(Условие задания): Продолжите текст о заглавиях советских пьес сразу после его последнего предложения.

Напомню, что пьеса Афиногенова «Ложь» в 1-м варианте называлась «Семья Ивановых». Подхватывая чеховскую идею {350}
типического героя, акцентируемую уже в заголовке пьесы («Иванов»), драматург советского времени исследует человеческую общность — семью, причем также семью типическую. Центральные противоречия времени Афиногенов рассматривает через отношения родственные, любовные, что само по себе в ситуации начала 1930-х годов сообщает о полемичности художественной мысли[359].В новое время, — пишет Н. И. Ищук-Фадеева в уже цитировавшейся нами работе, — «на смену заглавию как акцентированной концепции драматического героя приходит заглавие как выражение авторской позиции. <…> Теперь драматург получает возможность выразить свое отношение к созданному миру через соотношение заглавия и жанрового обозначения». И наконец: «… заглавие в драматургии XX в. способно уже выразить модель мира. От героя к автору, от автора к модели мира — такова логика расширения функции заглавия…»[360]
.Каковы же существенные черты и свойства мира, переданные в заголовках советских драм?
Шесть пьес (включая горьковскую) из числа вошедших в «Репертуарный справочник» В. Л. Тарского (собравшего и обнародовавшего 3000 аннотированных названий драматических сочинений из реального репертуара советских театров второй половины 1920-х годов) носят название «Враги»; кроме них есть еще «Ярость»[361]
, «Ненависть», «Накипевшая злоба», «Окопы в комнатах», «Склока» и т. п.{351}
Влиятельный критик тех лет возмущается: «К нам приходят с пропагандой гуманизма, как будто есть на свете что-либо более истинно-человечное, чем классовая ненависть пролетариата…»[362].Новый мир находится в состоянии непрекращающейся войны всех со всеми, — «так ницшеанский „агон“ скрестился с дарвинистской борьбой за существование и марксистской теорией классовых войн», — замечает исследователь[363]
.Если заголовки классической русской драмы XIX века чаще всего используют обобщающую метафору: «Волки и овцы», «Власть тьмы», «Лес», «Вишневый сад» (и эту традицию в новое время продолжают немногие драматурги, такие, как Булгаков или Олеша, называя пьесы «Кабала святош» либо «Заговор чувств»), то названия большинства ранних советских пьес, как правило, фиксируют плоскостное видение мира: «Кровавый берег», «Красная купель», «Приговор», «Класс, человек, зверь» (правда, с подзаголовком «Пурга»).

Данные разметки рамок
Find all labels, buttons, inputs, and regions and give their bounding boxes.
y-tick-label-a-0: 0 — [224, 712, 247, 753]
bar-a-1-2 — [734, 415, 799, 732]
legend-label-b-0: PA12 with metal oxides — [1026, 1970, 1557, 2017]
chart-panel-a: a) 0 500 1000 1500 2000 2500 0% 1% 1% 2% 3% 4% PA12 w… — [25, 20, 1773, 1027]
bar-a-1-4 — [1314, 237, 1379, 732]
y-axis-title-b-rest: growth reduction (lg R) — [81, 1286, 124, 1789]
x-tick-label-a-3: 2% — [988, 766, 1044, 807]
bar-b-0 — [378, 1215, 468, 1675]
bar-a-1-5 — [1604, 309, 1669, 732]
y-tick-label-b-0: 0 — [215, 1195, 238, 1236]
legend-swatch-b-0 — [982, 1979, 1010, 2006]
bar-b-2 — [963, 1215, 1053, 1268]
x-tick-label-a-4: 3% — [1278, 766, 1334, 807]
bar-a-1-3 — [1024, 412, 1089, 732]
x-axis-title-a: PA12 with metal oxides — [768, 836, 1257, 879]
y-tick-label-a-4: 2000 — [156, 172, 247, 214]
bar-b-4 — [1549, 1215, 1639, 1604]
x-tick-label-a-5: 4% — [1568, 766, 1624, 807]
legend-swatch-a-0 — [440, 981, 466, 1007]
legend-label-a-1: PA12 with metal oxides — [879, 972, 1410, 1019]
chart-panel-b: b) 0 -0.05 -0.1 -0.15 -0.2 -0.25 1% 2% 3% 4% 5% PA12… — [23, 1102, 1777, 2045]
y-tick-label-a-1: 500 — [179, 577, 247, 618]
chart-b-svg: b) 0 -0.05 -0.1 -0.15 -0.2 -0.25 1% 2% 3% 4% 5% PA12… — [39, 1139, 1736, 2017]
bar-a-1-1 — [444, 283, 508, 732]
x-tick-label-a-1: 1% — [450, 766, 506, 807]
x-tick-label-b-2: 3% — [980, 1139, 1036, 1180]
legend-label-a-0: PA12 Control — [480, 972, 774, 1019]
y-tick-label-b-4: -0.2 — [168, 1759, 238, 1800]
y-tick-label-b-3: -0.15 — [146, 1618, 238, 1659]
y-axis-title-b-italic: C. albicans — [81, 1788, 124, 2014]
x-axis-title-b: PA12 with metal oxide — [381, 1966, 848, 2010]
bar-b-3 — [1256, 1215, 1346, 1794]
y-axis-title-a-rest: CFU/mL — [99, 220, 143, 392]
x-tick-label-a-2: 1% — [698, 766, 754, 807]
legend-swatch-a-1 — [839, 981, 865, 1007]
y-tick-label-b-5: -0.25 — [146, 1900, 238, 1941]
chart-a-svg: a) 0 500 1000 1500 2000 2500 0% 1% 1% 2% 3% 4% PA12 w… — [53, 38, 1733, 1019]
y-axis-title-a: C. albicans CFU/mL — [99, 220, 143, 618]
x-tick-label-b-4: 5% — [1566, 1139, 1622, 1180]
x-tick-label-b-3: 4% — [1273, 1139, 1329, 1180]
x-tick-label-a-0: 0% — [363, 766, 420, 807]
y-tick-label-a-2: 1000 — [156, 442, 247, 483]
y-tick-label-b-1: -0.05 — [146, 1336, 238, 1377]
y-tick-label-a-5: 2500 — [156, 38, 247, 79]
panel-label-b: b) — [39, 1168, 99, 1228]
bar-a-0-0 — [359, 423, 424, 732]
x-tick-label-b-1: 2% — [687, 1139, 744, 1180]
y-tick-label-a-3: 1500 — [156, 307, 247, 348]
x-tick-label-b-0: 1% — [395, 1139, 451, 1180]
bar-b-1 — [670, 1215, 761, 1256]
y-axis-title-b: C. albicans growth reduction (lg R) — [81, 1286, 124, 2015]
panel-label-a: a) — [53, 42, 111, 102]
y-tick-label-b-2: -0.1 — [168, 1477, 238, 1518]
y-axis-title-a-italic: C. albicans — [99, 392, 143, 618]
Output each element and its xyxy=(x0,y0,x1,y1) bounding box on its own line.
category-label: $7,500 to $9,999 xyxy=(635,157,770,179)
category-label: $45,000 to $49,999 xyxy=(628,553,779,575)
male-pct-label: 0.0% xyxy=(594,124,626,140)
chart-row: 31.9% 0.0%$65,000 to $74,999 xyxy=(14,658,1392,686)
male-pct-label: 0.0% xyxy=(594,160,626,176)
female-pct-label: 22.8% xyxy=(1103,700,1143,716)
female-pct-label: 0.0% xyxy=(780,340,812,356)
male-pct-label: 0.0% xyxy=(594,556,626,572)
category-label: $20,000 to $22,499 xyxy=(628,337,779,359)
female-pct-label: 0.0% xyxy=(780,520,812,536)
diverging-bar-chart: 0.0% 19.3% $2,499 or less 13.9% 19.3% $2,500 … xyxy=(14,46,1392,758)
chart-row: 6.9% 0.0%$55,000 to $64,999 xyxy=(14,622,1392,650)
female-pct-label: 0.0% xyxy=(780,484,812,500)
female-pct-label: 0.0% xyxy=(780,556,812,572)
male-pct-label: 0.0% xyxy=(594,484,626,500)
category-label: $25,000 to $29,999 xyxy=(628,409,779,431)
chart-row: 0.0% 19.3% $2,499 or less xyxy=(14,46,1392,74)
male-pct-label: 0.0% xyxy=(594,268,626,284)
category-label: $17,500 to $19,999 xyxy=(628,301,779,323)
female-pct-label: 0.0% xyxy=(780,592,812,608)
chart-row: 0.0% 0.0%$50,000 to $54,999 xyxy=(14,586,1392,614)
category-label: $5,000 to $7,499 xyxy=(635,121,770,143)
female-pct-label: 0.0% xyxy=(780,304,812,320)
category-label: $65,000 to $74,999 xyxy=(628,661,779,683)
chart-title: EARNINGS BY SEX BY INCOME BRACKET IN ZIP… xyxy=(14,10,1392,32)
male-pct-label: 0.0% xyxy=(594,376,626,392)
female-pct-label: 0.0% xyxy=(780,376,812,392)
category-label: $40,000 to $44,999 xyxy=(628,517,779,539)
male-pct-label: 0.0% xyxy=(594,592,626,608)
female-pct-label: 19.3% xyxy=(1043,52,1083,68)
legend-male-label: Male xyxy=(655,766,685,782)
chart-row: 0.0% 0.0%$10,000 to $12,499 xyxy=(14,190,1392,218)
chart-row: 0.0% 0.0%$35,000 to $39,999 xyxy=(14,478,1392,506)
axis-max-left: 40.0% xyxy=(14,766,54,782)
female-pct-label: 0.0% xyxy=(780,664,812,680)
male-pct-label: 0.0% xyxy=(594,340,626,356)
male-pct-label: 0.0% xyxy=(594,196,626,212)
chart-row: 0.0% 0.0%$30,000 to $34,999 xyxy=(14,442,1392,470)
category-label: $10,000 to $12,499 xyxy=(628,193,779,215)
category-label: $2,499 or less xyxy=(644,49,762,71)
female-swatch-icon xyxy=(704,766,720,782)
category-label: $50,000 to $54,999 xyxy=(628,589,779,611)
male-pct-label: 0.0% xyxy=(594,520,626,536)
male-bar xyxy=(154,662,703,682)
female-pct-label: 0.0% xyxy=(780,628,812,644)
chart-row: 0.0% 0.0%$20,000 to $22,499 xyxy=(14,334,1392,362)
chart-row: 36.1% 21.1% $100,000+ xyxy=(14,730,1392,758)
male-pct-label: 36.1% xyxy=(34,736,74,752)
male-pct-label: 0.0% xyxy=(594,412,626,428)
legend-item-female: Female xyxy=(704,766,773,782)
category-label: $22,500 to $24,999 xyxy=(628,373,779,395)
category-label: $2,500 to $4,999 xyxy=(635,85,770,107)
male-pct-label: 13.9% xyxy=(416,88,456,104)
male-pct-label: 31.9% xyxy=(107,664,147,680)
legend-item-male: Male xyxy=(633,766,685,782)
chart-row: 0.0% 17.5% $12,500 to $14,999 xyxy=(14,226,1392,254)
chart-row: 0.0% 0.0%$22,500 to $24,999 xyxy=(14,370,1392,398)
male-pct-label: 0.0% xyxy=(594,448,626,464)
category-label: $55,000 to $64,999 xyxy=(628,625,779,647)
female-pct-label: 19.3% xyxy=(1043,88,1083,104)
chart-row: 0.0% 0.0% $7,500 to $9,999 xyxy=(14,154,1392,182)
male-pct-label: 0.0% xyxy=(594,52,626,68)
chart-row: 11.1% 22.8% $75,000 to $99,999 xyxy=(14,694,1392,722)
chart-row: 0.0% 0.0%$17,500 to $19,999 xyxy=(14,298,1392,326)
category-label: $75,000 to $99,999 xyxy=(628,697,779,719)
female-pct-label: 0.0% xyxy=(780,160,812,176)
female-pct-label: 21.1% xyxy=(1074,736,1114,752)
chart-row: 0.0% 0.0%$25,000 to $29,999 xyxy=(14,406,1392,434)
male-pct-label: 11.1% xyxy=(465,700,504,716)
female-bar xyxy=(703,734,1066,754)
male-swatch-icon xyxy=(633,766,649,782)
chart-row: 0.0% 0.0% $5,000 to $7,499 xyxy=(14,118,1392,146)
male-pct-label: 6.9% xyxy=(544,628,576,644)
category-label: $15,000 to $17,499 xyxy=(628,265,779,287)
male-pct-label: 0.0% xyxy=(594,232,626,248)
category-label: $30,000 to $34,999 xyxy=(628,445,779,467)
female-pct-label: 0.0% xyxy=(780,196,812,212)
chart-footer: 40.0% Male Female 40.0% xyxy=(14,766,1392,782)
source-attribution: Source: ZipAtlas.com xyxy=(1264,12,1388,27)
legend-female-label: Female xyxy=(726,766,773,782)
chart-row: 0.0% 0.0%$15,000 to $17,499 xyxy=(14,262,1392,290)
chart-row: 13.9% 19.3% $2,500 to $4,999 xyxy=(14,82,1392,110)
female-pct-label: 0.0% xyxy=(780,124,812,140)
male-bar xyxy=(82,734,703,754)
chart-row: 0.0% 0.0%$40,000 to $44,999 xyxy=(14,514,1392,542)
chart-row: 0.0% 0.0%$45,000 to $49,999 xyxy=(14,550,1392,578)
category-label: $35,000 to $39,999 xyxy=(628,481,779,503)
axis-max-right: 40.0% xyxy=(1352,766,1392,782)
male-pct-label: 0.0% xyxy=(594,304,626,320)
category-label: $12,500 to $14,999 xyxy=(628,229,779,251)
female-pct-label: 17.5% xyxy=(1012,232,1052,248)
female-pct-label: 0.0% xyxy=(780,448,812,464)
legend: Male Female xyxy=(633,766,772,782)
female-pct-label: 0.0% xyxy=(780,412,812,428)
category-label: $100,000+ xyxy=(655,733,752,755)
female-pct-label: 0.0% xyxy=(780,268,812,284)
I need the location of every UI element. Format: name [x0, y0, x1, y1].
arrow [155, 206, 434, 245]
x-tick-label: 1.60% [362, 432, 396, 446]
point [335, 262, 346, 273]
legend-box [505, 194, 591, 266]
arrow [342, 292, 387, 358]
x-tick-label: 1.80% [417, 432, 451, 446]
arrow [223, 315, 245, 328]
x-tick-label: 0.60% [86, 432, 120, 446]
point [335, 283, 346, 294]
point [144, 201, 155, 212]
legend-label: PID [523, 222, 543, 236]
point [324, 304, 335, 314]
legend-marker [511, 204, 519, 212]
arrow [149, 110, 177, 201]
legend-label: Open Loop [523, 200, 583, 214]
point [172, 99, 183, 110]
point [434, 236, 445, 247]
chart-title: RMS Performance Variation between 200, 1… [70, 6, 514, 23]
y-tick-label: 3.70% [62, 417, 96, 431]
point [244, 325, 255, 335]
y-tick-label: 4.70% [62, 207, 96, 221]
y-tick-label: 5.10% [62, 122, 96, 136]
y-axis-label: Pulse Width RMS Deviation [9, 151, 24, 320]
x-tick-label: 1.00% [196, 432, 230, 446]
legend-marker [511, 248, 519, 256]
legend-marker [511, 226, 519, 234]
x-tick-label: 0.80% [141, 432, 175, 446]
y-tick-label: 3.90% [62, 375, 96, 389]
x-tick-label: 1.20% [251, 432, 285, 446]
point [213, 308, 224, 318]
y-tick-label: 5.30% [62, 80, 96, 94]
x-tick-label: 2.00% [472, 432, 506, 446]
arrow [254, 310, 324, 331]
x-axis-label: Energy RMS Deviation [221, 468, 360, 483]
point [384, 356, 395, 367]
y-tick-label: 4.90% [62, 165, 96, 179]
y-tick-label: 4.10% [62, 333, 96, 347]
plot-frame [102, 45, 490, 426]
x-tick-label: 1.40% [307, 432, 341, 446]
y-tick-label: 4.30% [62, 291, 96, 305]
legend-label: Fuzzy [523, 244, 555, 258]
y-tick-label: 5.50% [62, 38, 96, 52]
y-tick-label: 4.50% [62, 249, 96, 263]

(Результат задания):
Чуть позже, к концу 1920-х — началу 1930-х годов, главенствующая содержательная тенденция заголовков меняется: теперь они поглощаются производственной тематикой: «Нефть», «Недра», «Цемент», «Железный поток», «Рельсы гудят», «Поэма о топоре», «Темп», «Путина», в лучшем случае — «Чудесный сплав».
Размышляя об идеологемах, играющих роль жанровых мотиваций, Л. Геллер и А. Воден приходят к выводу о том, что «в мире настоящего „дух социализма“ прямо вызывает к жизни производственную литературу в ее индустриальной и колхозной разновидностях…»[364]
.Отметим, что небывалое в XX веке сужение представлений о человеке в складывающейся литературе нового социалистического типа, впервые фиксируется именно в заголовках ранних драм. То есть предлагает концепцию не «власть», а новая интеллигенция. Сталинские формулы «человеческого материала» {352}
и «инженеров человеческих душ» лишь используют найденное литераторами[365].Производственная тематика заголовков пьес означает, что в художественные произведения приходят и в них укореняются метафоры, в которых живое уподобляется неживому (веществу, «материи» либо предмету): Цемент. Рельсы («Рельсы гудят»). Сталь («Как закалялась сталь»). Нефть. Хлеб. Бронепоезд («Бронепоезд 14–69»). Топор («Поэма о топоре»). Железо («Железная стена» Б. Рынды-Алексеева либо «Железный поток» А. Серафимовича).
Их продолжают метафоры «второго порядка», отталкивающиеся от заданного материала, «железа» и «стали» (вроде «Ржавчины», то есть испорченного, разъеденного коррозией металла, либо изделия из него, как в знаменитой тихоновской поэтической строчке: «Гвозди бы делать из этих людей…»).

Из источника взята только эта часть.